• Rows from a dataset:
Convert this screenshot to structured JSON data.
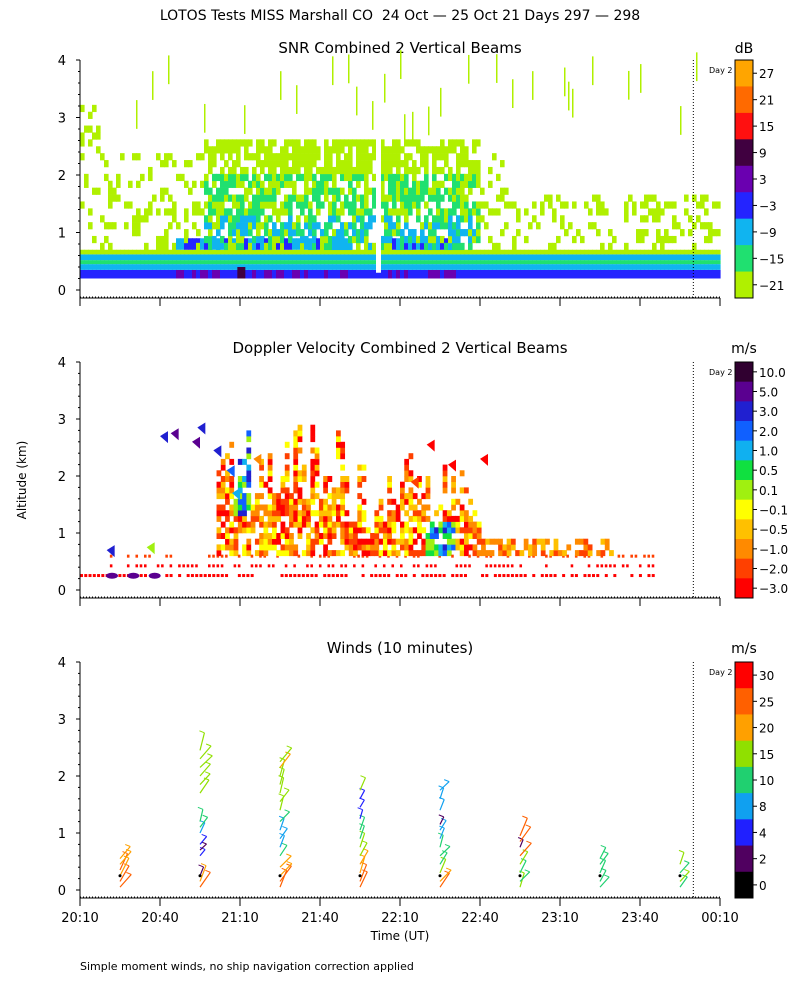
{
  "chart_data": {
    "type": "heatmap",
    "title": "LOTOS Tests MISS Marshall CO  24 Oct — 25 Oct 21 Days 297 — 298",
    "footnote": "Simple moment winds, no ship navigation correction applied",
    "xlabel": "Time (UT)",
    "ylabel": "Altitude (km)",
    "x_ticks": [
      "20:10",
      "20:40",
      "21:10",
      "21:40",
      "22:10",
      "22:40",
      "23:10",
      "23:40",
      "00:10"
    ],
    "x_minutes": [
      0,
      30,
      60,
      90,
      120,
      150,
      180,
      210,
      240
    ],
    "y_ticks": [
      "0",
      "1",
      "2",
      "3",
      "4"
    ],
    "ylim": [
      0,
      4
    ],
    "day_marker": {
      "label": "Day 2",
      "minute": 230
    },
    "panels": [
      {
        "title": "SNR Combined 2 Vertical Beams",
        "unit": "dB",
        "colorbar": {
          "labels": [
            "27",
            "21",
            "15",
            "9",
            "3",
            "−3",
            "−9",
            "−15",
            "−21"
          ],
          "colors": [
            "#ffa500",
            "#ff6a00",
            "#ff1010",
            "#400040",
            "#6a00b0",
            "#2424ff",
            "#10b4f0",
            "#20e070",
            "#b0f000"
          ]
        }
      },
      {
        "title": "Doppler Velocity Combined 2 Vertical Beams",
        "unit": "m/s",
        "colorbar": {
          "labels": [
            "10.0",
            "5.0",
            "3.0",
            "2.0",
            "1.0",
            "0.5",
            "0.1",
            "−0.1",
            "−0.5",
            "−1.0",
            "−2.0",
            "−3.0"
          ],
          "colors": [
            "#300030",
            "#5a0090",
            "#2020d0",
            "#1060ff",
            "#10b0f0",
            "#10e040",
            "#a0f010",
            "#ffff00",
            "#ffc000",
            "#ff8a00",
            "#ff4000",
            "#ff0000"
          ]
        }
      },
      {
        "title": "Winds (10 minutes)",
        "unit": "m/s",
        "colorbar": {
          "labels": [
            "30",
            "25",
            "20",
            "15",
            "10",
            "8",
            "4",
            "2",
            "0"
          ],
          "colors": [
            "#ff0000",
            "#ff6000",
            "#ffa000",
            "#90e000",
            "#20d070",
            "#10a0f0",
            "#2020ff",
            "#500060",
            "#000000"
          ]
        }
      }
    ],
    "wind_profiles": [
      {
        "minute": 15,
        "barbs": [
          [
            0.05,
            20,
            "#ff6000"
          ],
          [
            0.15,
            22,
            "#ff6000"
          ],
          [
            0.25,
            25,
            "#ffa000"
          ],
          [
            0.35,
            22,
            "#ff6000"
          ],
          [
            0.45,
            20,
            "#ffa000"
          ],
          [
            0.55,
            18,
            "#ffa000"
          ]
        ]
      },
      {
        "minute": 45,
        "barbs": [
          [
            0.05,
            22,
            "#ff6000"
          ],
          [
            0.15,
            20,
            "#ffa000"
          ],
          [
            0.25,
            6,
            "#500060"
          ],
          [
            0.6,
            3,
            "#2020ff"
          ],
          [
            0.7,
            4,
            "#500060"
          ],
          [
            0.8,
            8,
            "#2020ff"
          ],
          [
            1.0,
            10,
            "#10a0f0"
          ],
          [
            1.1,
            12,
            "#20d070"
          ],
          [
            1.2,
            12,
            "#20d070"
          ],
          [
            1.7,
            18,
            "#90e000"
          ],
          [
            1.85,
            16,
            "#90e000"
          ],
          [
            2.0,
            18,
            "#90e000"
          ],
          [
            2.15,
            20,
            "#90e000"
          ],
          [
            2.3,
            20,
            "#90e000"
          ],
          [
            2.45,
            22,
            "#90e000"
          ]
        ]
      },
      {
        "minute": 75,
        "barbs": [
          [
            0.05,
            22,
            "#ff6000"
          ],
          [
            0.15,
            24,
            "#ff6000"
          ],
          [
            0.25,
            20,
            "#ffa000"
          ],
          [
            0.4,
            18,
            "#ffa000"
          ],
          [
            0.6,
            12,
            "#20d070"
          ],
          [
            0.75,
            12,
            "#10a0f0"
          ],
          [
            0.9,
            12,
            "#10a0f0"
          ],
          [
            1.05,
            12,
            "#10a0f0"
          ],
          [
            1.2,
            14,
            "#20d070"
          ],
          [
            1.4,
            16,
            "#90e000"
          ],
          [
            1.55,
            16,
            "#90e000"
          ],
          [
            1.7,
            18,
            "#90e000"
          ],
          [
            1.85,
            18,
            "#90e000"
          ],
          [
            2.0,
            20,
            "#90e000"
          ],
          [
            2.15,
            20,
            "#ffa000"
          ],
          [
            2.25,
            22,
            "#90e000"
          ]
        ]
      },
      {
        "minute": 105,
        "barbs": [
          [
            0.05,
            20,
            "#ff6000"
          ],
          [
            0.15,
            22,
            "#ff6000"
          ],
          [
            0.3,
            20,
            "#ffa000"
          ],
          [
            0.45,
            18,
            "#ffa000"
          ],
          [
            0.6,
            16,
            "#90e000"
          ],
          [
            0.75,
            16,
            "#90e000"
          ],
          [
            0.9,
            14,
            "#20d070"
          ],
          [
            1.05,
            14,
            "#20d070"
          ],
          [
            1.25,
            6,
            "#2020ff"
          ],
          [
            1.45,
            4,
            "#2020ff"
          ],
          [
            1.6,
            6,
            "#2020ff"
          ],
          [
            1.75,
            14,
            "#90e000"
          ]
        ]
      },
      {
        "minute": 135,
        "barbs": [
          [
            0.05,
            20,
            "#ff6000"
          ],
          [
            0.15,
            18,
            "#ffa000"
          ],
          [
            0.3,
            16,
            "#90e000"
          ],
          [
            0.45,
            14,
            "#20d070"
          ],
          [
            0.6,
            14,
            "#20d070"
          ],
          [
            0.75,
            12,
            "#20d070"
          ],
          [
            0.9,
            10,
            "#10a0f0"
          ],
          [
            1.05,
            10,
            "#10a0f0"
          ],
          [
            1.15,
            4,
            "#500060"
          ],
          [
            1.4,
            10,
            "#10a0f0"
          ],
          [
            1.6,
            10,
            "#10a0f0"
          ],
          [
            1.75,
            12,
            "#10a0f0"
          ]
        ]
      },
      {
        "minute": 165,
        "barbs": [
          [
            0.05,
            16,
            "#90e000"
          ],
          [
            0.15,
            14,
            "#20d070"
          ],
          [
            0.3,
            14,
            "#20d070"
          ],
          [
            0.45,
            16,
            "#90e000"
          ],
          [
            0.6,
            20,
            "#ff6000"
          ],
          [
            0.75,
            4,
            "#500060"
          ],
          [
            0.85,
            22,
            "#ff6000"
          ],
          [
            0.95,
            24,
            "#ff6000"
          ]
        ]
      },
      {
        "minute": 195,
        "barbs": [
          [
            0.05,
            14,
            "#20d070"
          ],
          [
            0.15,
            12,
            "#20d070"
          ],
          [
            0.3,
            14,
            "#20d070"
          ],
          [
            0.45,
            14,
            "#20d070"
          ],
          [
            0.55,
            12,
            "#20d070"
          ]
        ]
      },
      {
        "minute": 225,
        "barbs": [
          [
            0.05,
            12,
            "#20d070"
          ],
          [
            0.15,
            14,
            "#90e000"
          ],
          [
            0.3,
            14,
            "#20d070"
          ],
          [
            0.45,
            12,
            "#90e000"
          ]
        ]
      }
    ]
  }
}
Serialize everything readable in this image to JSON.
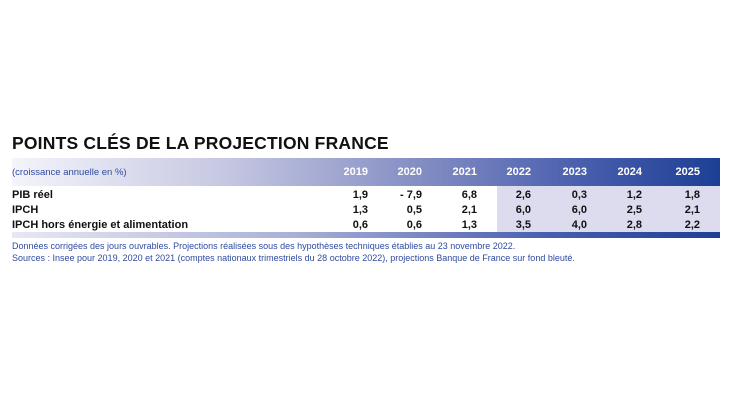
{
  "title": "POINTS CLÉS DE LA PROJECTION FRANCE",
  "chart_data": {
    "type": "table",
    "unit_label": "(croissance annuelle en %)",
    "columns": [
      "2019",
      "2020",
      "2021",
      "2022",
      "2023",
      "2024",
      "2025"
    ],
    "projection_columns": [
      "2022",
      "2023",
      "2024",
      "2025"
    ],
    "rows": [
      {
        "label": "PIB réel",
        "values": [
          "1,9",
          "- 7,9",
          "6,8",
          "2,6",
          "0,3",
          "1,2",
          "1,8"
        ]
      },
      {
        "label": "IPCH",
        "values": [
          "1,3",
          "0,5",
          "2,1",
          "6,0",
          "6,0",
          "2,5",
          "2,1"
        ]
      },
      {
        "label": "IPCH hors énergie et alimentation",
        "values": [
          "0,6",
          "0,6",
          "1,3",
          "3,5",
          "4,0",
          "2,8",
          "2,2"
        ]
      }
    ]
  },
  "notes": [
    "Données corrigées des jours ouvrables. Projections réalisées sous des hypothèses techniques établies au 23 novembre 2022.",
    "Sources : Insee pour 2019, 2020 et 2021 (comptes nationaux trimestriels du 28 octobre 2022), projections Banque de France sur fond bleuté."
  ],
  "colors": {
    "header_dark": "#1c3f95",
    "projection_shade": "#dcdcee",
    "note_text": "#2f4aa0"
  }
}
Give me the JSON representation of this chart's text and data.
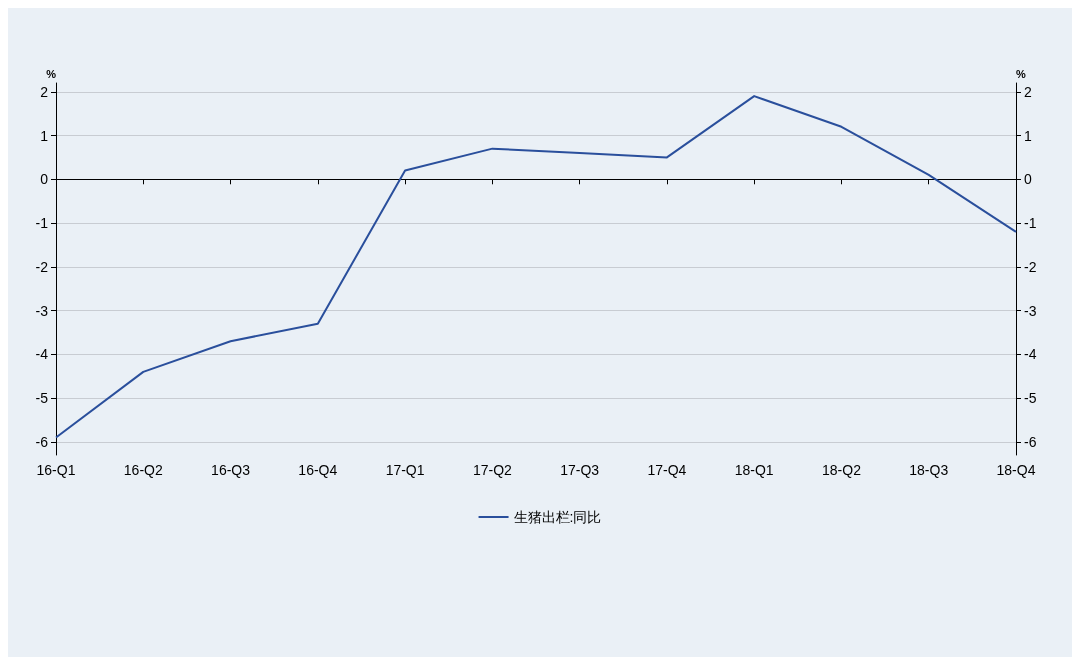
{
  "chart_data": {
    "type": "line",
    "ylabel": "%",
    "y2label": "%",
    "categories": [
      "16-Q1",
      "16-Q2",
      "16-Q3",
      "16-Q4",
      "17-Q1",
      "17-Q2",
      "17-Q3",
      "17-Q4",
      "18-Q1",
      "18-Q2",
      "18-Q3",
      "18-Q4"
    ],
    "series": [
      {
        "name": "生猪出栏:同比",
        "color": "#2a4f9c",
        "values": [
          -5.9,
          -4.4,
          -3.7,
          -3.3,
          0.2,
          0.7,
          0.6,
          0.5,
          1.9,
          1.2,
          0.1,
          -1.2
        ]
      }
    ],
    "ylim": [
      -6.3,
      2.2
    ],
    "yticks": [
      -6,
      -5,
      -4,
      -3,
      -2,
      -1,
      0,
      1,
      2
    ],
    "y2lim": [
      -6.3,
      2.2
    ],
    "y2ticks": [
      -6,
      -5,
      -4,
      -3,
      -2,
      -1,
      0,
      1,
      2
    ],
    "grid": "y",
    "legend": "bottom",
    "marker": "none",
    "line_style": "solid"
  }
}
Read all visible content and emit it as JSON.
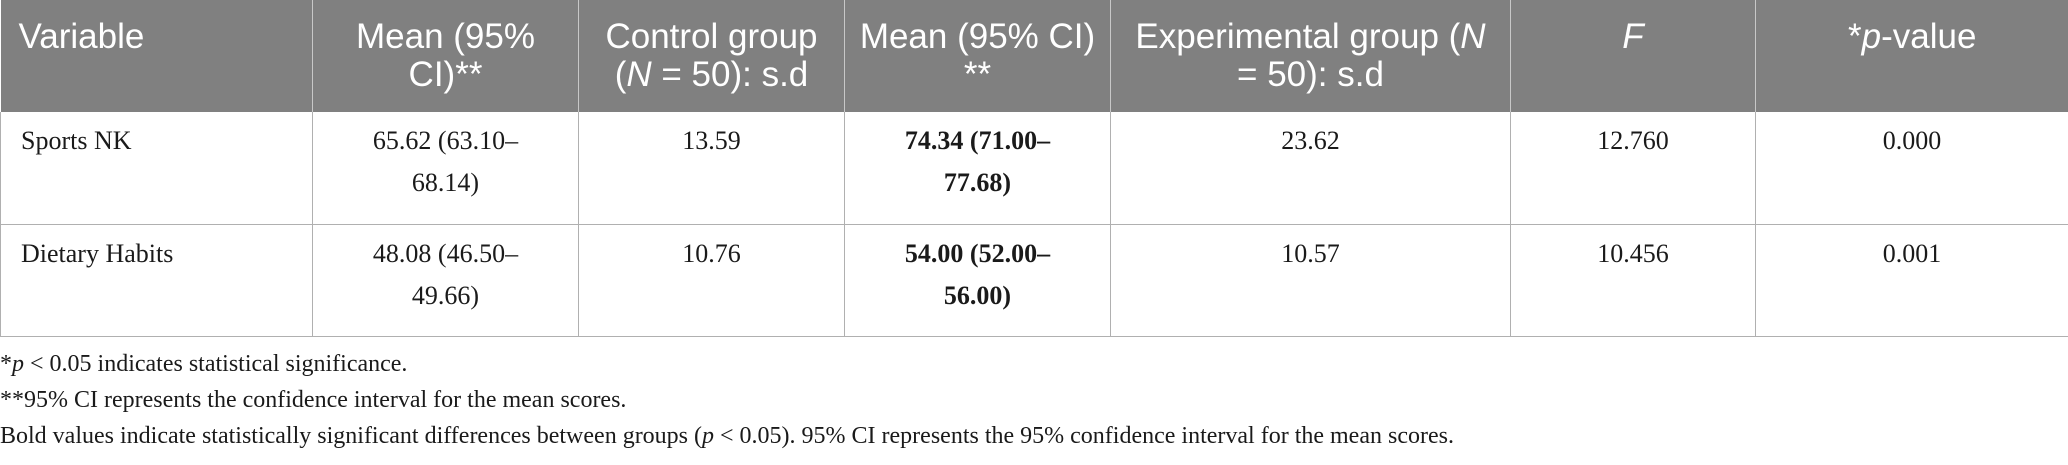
{
  "table": {
    "headers": [
      {
        "pre": "Variable"
      },
      {
        "pre": "Mean (95% CI)**"
      },
      {
        "pre": "Control group (",
        "italic": "N",
        "post": " = 50): s.d"
      },
      {
        "pre": "Mean (95% CI) **"
      },
      {
        "pre": "Experimental group (",
        "italic": "N",
        "post": " = 50): s.d"
      },
      {
        "pre": "",
        "italic": "F",
        "post": ""
      },
      {
        "pre": "*",
        "italic": "p",
        "post": "-value"
      }
    ],
    "rows": [
      {
        "variable": "Sports NK",
        "control_mean": "65.62 (63.10–68.14)",
        "control_sd": "13.59",
        "experimental_mean": "74.34 (71.00–77.68)",
        "experimental_sd": "23.62",
        "f": "12.760",
        "p_value": "0.000"
      },
      {
        "variable": "Dietary Habits",
        "control_mean": "48.08 (46.50–49.66)",
        "control_sd": "10.76",
        "experimental_mean": "54.00 (52.00–56.00)",
        "experimental_sd": "10.57",
        "f": "10.456",
        "p_value": "0.001"
      }
    ]
  },
  "notes": {
    "note1": {
      "pre": "*",
      "italic": "p",
      "post": " < 0.05 indicates statistical significance."
    },
    "note2": "**95% CI represents the confidence interval for the mean scores.",
    "note3": {
      "pre": "Bold values indicate statistically significant differences between groups (",
      "italic": "p",
      "post": " < 0.05). 95% CI represents the 95% confidence interval for the mean scores."
    }
  },
  "colors": {
    "header_bg": "#808080",
    "header_text": "#ffffff",
    "border": "#b0b0b0"
  }
}
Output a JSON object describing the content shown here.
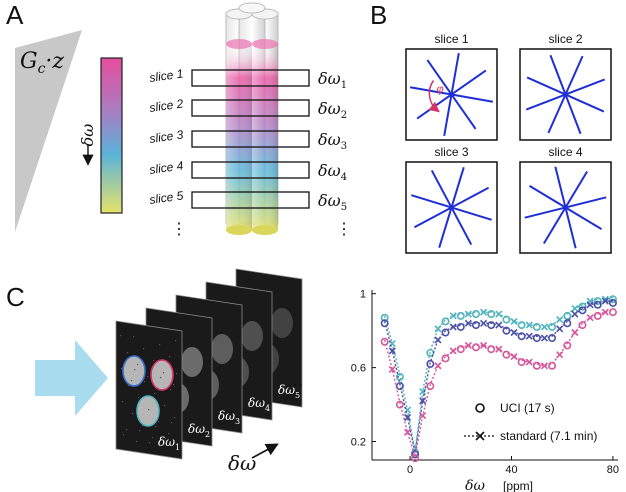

• Goal of the exercise: Write out, please, the lines of the listing above from the one with "Read all visible content and emit it as JSON." through the very last, exactly as given and with no pictures.

• Answer:
Read all visible content and emit it as JSON.
{
  "table": {
    "headers": [
      {
        "pre": "Variable"
      },
      {
        "pre": "Mean (95% CI)**"
      },
      {
        "pre": "Control group (",
        "italic": "N",
        "post": " = 50): s.d"
      },
      {
        "pre": "Mean (95% CI) **"
      },
      {
        "pre": "Experimental group (",
        "italic": "N",
        "post": " = 50): s.d"
      },
      {
        "pre": "",
        "italic": "F",
        "post": ""
      },
      {
        "pre": "*",
        "italic": "p",
        "post": "-value"
      }
    ],
    "rows": [
      {
        "variable": "Sports NK",
        "control_mean": "65.62 (63.10–68.14)",
        "control_sd": "13.59",
        "experimental_mean": "74.34 (71.00–77.68)",
        "experimental_sd": "23.62",
        "f": "12.760",
        "p_value": "0.000"
      },
      {
        "variable": "Dietary Habits",
        "control_mean": "48.08 (46.50–49.66)",
        "control_sd": "10.76",
        "experimental_mean": "54.00 (52.00–56.00)",
        "experimental_sd": "10.57",
        "f": "10.456",
        "p_value": "0.001"
      }
    ]
  },
  "notes": {
    "note1": {
      "pre": "*",
      "italic": "p",
      "post": " < 0.05 indicates statistical significance."
    },
    "note2": "**95% CI represents the confidence interval for the mean scores.",
    "note3": {
      "pre": "Bold values indicate statistically significant differences between groups (",
      "italic": "p",
      "post": " < 0.05). 95% CI represents the 95% confidence interval for the mean scores."
    }
  },
  "colors": {
    "header_bg": "#808080",
    "header_text": "#ffffff",
    "border": "#b0b0b0"
  }
}
Output a JSON object describing the content shown here.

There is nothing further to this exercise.